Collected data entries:

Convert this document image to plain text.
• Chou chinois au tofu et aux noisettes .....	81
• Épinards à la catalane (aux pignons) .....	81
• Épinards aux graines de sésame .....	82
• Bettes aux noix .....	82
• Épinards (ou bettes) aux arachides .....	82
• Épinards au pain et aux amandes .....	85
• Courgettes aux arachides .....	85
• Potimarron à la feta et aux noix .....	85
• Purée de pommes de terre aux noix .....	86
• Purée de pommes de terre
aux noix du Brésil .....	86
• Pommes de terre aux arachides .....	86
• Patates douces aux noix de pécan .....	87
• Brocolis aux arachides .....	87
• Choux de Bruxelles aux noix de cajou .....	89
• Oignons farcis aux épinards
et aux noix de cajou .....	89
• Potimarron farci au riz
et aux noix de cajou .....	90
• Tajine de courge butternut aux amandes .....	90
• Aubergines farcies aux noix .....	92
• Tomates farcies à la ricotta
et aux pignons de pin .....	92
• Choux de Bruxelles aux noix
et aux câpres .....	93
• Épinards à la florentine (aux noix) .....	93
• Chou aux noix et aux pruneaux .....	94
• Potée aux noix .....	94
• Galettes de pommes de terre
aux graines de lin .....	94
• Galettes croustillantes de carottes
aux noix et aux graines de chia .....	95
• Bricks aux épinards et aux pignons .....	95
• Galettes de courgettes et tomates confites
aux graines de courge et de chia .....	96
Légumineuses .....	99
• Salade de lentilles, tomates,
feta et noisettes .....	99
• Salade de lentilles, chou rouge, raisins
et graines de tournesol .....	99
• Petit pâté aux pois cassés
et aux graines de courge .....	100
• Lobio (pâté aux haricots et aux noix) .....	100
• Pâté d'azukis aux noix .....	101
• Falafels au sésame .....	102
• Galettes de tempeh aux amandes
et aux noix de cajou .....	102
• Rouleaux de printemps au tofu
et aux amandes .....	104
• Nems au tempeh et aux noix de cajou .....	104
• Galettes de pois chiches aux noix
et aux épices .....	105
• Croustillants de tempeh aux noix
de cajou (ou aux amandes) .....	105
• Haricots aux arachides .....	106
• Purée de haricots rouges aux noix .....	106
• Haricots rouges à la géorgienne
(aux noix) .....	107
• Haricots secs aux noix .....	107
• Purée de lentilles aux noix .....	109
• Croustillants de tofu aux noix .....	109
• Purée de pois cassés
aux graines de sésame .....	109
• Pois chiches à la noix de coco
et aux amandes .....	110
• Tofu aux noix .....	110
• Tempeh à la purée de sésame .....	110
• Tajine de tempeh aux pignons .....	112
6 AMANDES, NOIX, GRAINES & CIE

• SHORT TASK: Nothing should be left out: repeat all of the data exactly.

• FINISHED ANSWER:
Convert this document image to plain text.
• Chou chinois au tofu et aux noisettes .....	81
• Épinards à la catalane (aux pignons) .....	81
• Épinards aux graines de sésame .....	82
• Bettes aux noix .....	82
• Épinards (ou bettes) aux arachides .....	82
• Épinards au pain et aux amandes .....	85
• Courgettes aux arachides .....	85
• Potimarron à la feta et aux noix .....	85
• Purée de pommes de terre aux noix .....	86
• Purée de pommes de terre
aux noix du Brésil .....	86
• Pommes de terre aux arachides .....	86
• Patates douces aux noix de pécan .....	87
• Brocolis aux arachides .....	87
• Choux de Bruxelles aux noix de cajou .....	89
• Oignons farcis aux épinards
et aux noix de cajou .....	89
• Potimarron farci au riz
et aux noix de cajou .....	90
• Tajine de courge butternut aux amandes .....	90
• Aubergines farcies aux noix .....	92
• Tomates farcies à la ricotta
et aux pignons de pin .....	92
• Choux de Bruxelles aux noix
et aux câpres .....	93
• Épinards à la florentine (aux noix) .....	93
• Chou aux noix et aux pruneaux .....	94
• Potée aux noix .....	94
• Galettes de pommes de terre
aux graines de lin .....	94
• Galettes croustillantes de carottes
aux noix et aux graines de chia .....	95
• Bricks aux épinards et aux pignons .....	95
• Galettes de courgettes et tomates confites
aux graines de courge et de chia .....	96
Légumineuses .....	99
• Salade de lentilles, tomates,
feta et noisettes .....	99
• Salade de lentilles, chou rouge, raisins
et graines de tournesol .....	99
• Petit pâté aux pois cassés
et aux graines de courge .....	100
• Lobio (pâté aux haricots et aux noix) .....	100
• Pâté d'azukis aux noix .....	101
• Falafels au sésame .....	102
• Galettes de tempeh aux amandes
et aux noix de cajou .....	102
• Rouleaux de printemps au tofu
et aux amandes .....	104
• Nems au tempeh et aux noix de cajou .....	104
• Galettes de pois chiches aux noix
et aux épices .....	105
• Croustillants de tempeh aux noix
de cajou (ou aux amandes) .....	105
• Haricots aux arachides .....	106
• Purée de haricots rouges aux noix .....	106
• Haricots rouges à la géorgienne
(aux noix) .....	107
• Haricots secs aux noix .....	107
• Purée de lentilles aux noix .....	109
• Croustillants de tofu aux noix .....	109
• Purée de pois cassés
aux graines de sésame .....	109
• Pois chiches à la noix de coco
et aux amandes .....	110
• Tofu aux noix .....	110
• Tempeh à la purée de sésame .....	110
• Tajine de tempeh aux pignons .....	112
6 AMANDES, NOIX, GRAINES & CIE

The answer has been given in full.